_Task_:
Transcribe the listing that follows in full, omitting pictures.

Dataset records:

=-=-=

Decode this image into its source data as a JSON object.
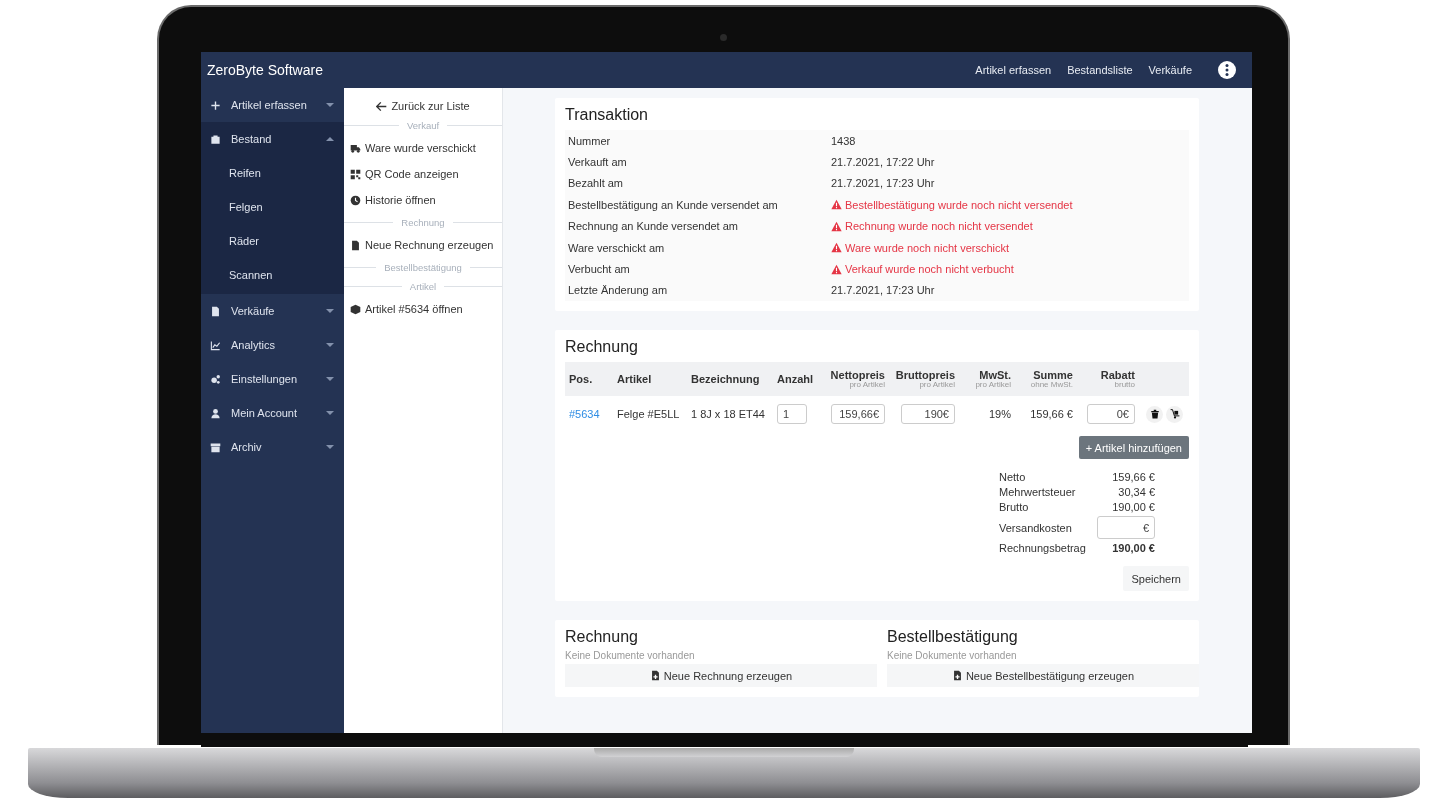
{
  "header": {
    "title": "ZeroByte Software",
    "nav": [
      "Artikel erfassen",
      "Bestandsliste",
      "Verkäufe"
    ]
  },
  "sidebar": {
    "items": [
      {
        "label": "Artikel erfassen",
        "expanded": false
      },
      {
        "label": "Bestand",
        "expanded": true,
        "children": [
          "Reifen",
          "Felgen",
          "Räder",
          "Scannen"
        ]
      },
      {
        "label": "Verkäufe",
        "expanded": false
      },
      {
        "label": "Analytics",
        "expanded": false
      },
      {
        "label": "Einstellungen",
        "expanded": false
      },
      {
        "label": "Mein Account",
        "expanded": false
      },
      {
        "label": "Archiv",
        "expanded": false
      }
    ]
  },
  "actions": {
    "back": "Zurück zur Liste",
    "sections": [
      {
        "heading": "Verkauf",
        "items": [
          "Ware wurde verschickt",
          "QR Code anzeigen",
          "Historie öffnen"
        ]
      },
      {
        "heading": "Rechnung",
        "items": [
          "Neue Rechnung erzeugen"
        ]
      },
      {
        "heading": "Bestellbestätigung"
      },
      {
        "heading": "Artikel",
        "items": [
          "Artikel #5634 öffnen"
        ]
      }
    ]
  },
  "transaction": {
    "title": "Transaktion",
    "rows": [
      {
        "label": "Nummer",
        "value": "1438",
        "warning": false
      },
      {
        "label": "Verkauft am",
        "value": "21.7.2021, 17:22 Uhr",
        "warning": false
      },
      {
        "label": "Bezahlt am",
        "value": "21.7.2021, 17:23 Uhr",
        "warning": false
      },
      {
        "label": "Bestellbestätigung an Kunde versendet am",
        "value": "Bestellbestätigung wurde noch nicht versendet",
        "warning": true
      },
      {
        "label": "Rechnung an Kunde versendet am",
        "value": "Rechnung wurde noch nicht versendet",
        "warning": true
      },
      {
        "label": "Ware verschickt am",
        "value": "Ware wurde noch nicht verschickt",
        "warning": true
      },
      {
        "label": "Verbucht am",
        "value": "Verkauf wurde noch nicht verbucht",
        "warning": true
      },
      {
        "label": "Letzte Änderung am",
        "value": "21.7.2021, 17:23 Uhr",
        "warning": false
      }
    ]
  },
  "invoice": {
    "title": "Rechnung",
    "columns": [
      {
        "label": "Pos."
      },
      {
        "label": "Artikel"
      },
      {
        "label": "Bezeichnung"
      },
      {
        "label": "Anzahl"
      },
      {
        "label": "Nettopreis",
        "sublabel": "pro Artikel"
      },
      {
        "label": "Bruttopreis",
        "sublabel": "pro Artikel"
      },
      {
        "label": "MwSt.",
        "sublabel": "pro Artikel"
      },
      {
        "label": "Summe",
        "sublabel": "ohne MwSt."
      },
      {
        "label": "Rabatt",
        "sublabel": "brutto"
      }
    ],
    "rows": [
      {
        "pos": "#5634",
        "artikel": "Felge #E5LL",
        "bezeichnung": "1 8J x 18 ET44",
        "anzahl": "1",
        "netto": "159,66€",
        "brutto": "190€",
        "mwst": "19%",
        "summe": "159,66 €",
        "rabatt": "0€"
      }
    ],
    "add_button": "+ Artikel hinzufügen",
    "totals": [
      {
        "kind": "line",
        "label": "Netto",
        "value": "159,66 €"
      },
      {
        "kind": "line",
        "label": "Mehrwertsteuer",
        "value": "30,34 €"
      },
      {
        "kind": "line",
        "label": "Brutto",
        "value": "190,00 €"
      },
      {
        "kind": "field",
        "label": "Versandkosten",
        "value": "€"
      },
      {
        "kind": "total",
        "label": "Rechnungsbetrag",
        "value": "190,00 €"
      }
    ],
    "save_button": "Speichern"
  },
  "documents": [
    {
      "title": "Rechnung",
      "note": "Keine Dokumente vorhanden",
      "button": "Neue Rechnung erzeugen"
    },
    {
      "title": "Bestellbestätigung",
      "note": "Keine Dokumente vorhanden",
      "button": "Neue Bestellbestätigung erzeugen"
    }
  ]
}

=-=-=

_Result_:
Decode this image into its source data as a JSON object.
{
  "header": {
    "title": "ZeroByte Software",
    "nav": [
      "Artikel erfassen",
      "Bestandsliste",
      "Verkäufe"
    ]
  },
  "sidebar": {
    "items": [
      {
        "label": "Artikel erfassen",
        "expanded": false
      },
      {
        "label": "Bestand",
        "expanded": true,
        "children": [
          "Reifen",
          "Felgen",
          "Räder",
          "Scannen"
        ]
      },
      {
        "label": "Verkäufe",
        "expanded": false
      },
      {
        "label": "Analytics",
        "expanded": false
      },
      {
        "label": "Einstellungen",
        "expanded": false
      },
      {
        "label": "Mein Account",
        "expanded": false
      },
      {
        "label": "Archiv",
        "expanded": false
      }
    ]
  },
  "actions": {
    "back": "Zurück zur Liste",
    "sections": [
      {
        "heading": "Verkauf",
        "items": [
          "Ware wurde verschickt",
          "QR Code anzeigen",
          "Historie öffnen"
        ]
      },
      {
        "heading": "Rechnung",
        "items": [
          "Neue Rechnung erzeugen"
        ]
      },
      {
        "heading": "Bestellbestätigung"
      },
      {
        "heading": "Artikel",
        "items": [
          "Artikel #5634 öffnen"
        ]
      }
    ]
  },
  "transaction": {
    "title": "Transaktion",
    "rows": [
      {
        "label": "Nummer",
        "value": "1438",
        "warning": false
      },
      {
        "label": "Verkauft am",
        "value": "21.7.2021, 17:22 Uhr",
        "warning": false
      },
      {
        "label": "Bezahlt am",
        "value": "21.7.2021, 17:23 Uhr",
        "warning": false
      },
      {
        "label": "Bestellbestätigung an Kunde versendet am",
        "value": "Bestellbestätigung wurde noch nicht versendet",
        "warning": true
      },
      {
        "label": "Rechnung an Kunde versendet am",
        "value": "Rechnung wurde noch nicht versendet",
        "warning": true
      },
      {
        "label": "Ware verschickt am",
        "value": "Ware wurde noch nicht verschickt",
        "warning": true
      },
      {
        "label": "Verbucht am",
        "value": "Verkauf wurde noch nicht verbucht",
        "warning": true
      },
      {
        "label": "Letzte Änderung am",
        "value": "21.7.2021, 17:23 Uhr",
        "warning": false
      }
    ]
  },
  "invoice": {
    "title": "Rechnung",
    "columns": [
      {
        "label": "Pos."
      },
      {
        "label": "Artikel"
      },
      {
        "label": "Bezeichnung"
      },
      {
        "label": "Anzahl"
      },
      {
        "label": "Nettopreis",
        "sublabel": "pro Artikel"
      },
      {
        "label": "Bruttopreis",
        "sublabel": "pro Artikel"
      },
      {
        "label": "MwSt.",
        "sublabel": "pro Artikel"
      },
      {
        "label": "Summe",
        "sublabel": "ohne MwSt."
      },
      {
        "label": "Rabatt",
        "sublabel": "brutto"
      }
    ],
    "rows": [
      {
        "pos": "#5634",
        "artikel": "Felge #E5LL",
        "bezeichnung": "1 8J x 18 ET44",
        "anzahl": "1",
        "netto": "159,66€",
        "brutto": "190€",
        "mwst": "19%",
        "summe": "159,66 €",
        "rabatt": "0€"
      }
    ],
    "add_button": "+ Artikel hinzufügen",
    "totals": [
      {
        "kind": "line",
        "label": "Netto",
        "value": "159,66 €"
      },
      {
        "kind": "line",
        "label": "Mehrwertsteuer",
        "value": "30,34 €"
      },
      {
        "kind": "line",
        "label": "Brutto",
        "value": "190,00 €"
      },
      {
        "kind": "field",
        "label": "Versandkosten",
        "value": "€"
      },
      {
        "kind": "total",
        "label": "Rechnungsbetrag",
        "value": "190,00 €"
      }
    ],
    "save_button": "Speichern"
  },
  "documents": [
    {
      "title": "Rechnung",
      "note": "Keine Dokumente vorhanden",
      "button": "Neue Rechnung erzeugen"
    },
    {
      "title": "Bestellbestätigung",
      "note": "Keine Dokumente vorhanden",
      "button": "Neue Bestellbestätigung erzeugen"
    }
  ]
}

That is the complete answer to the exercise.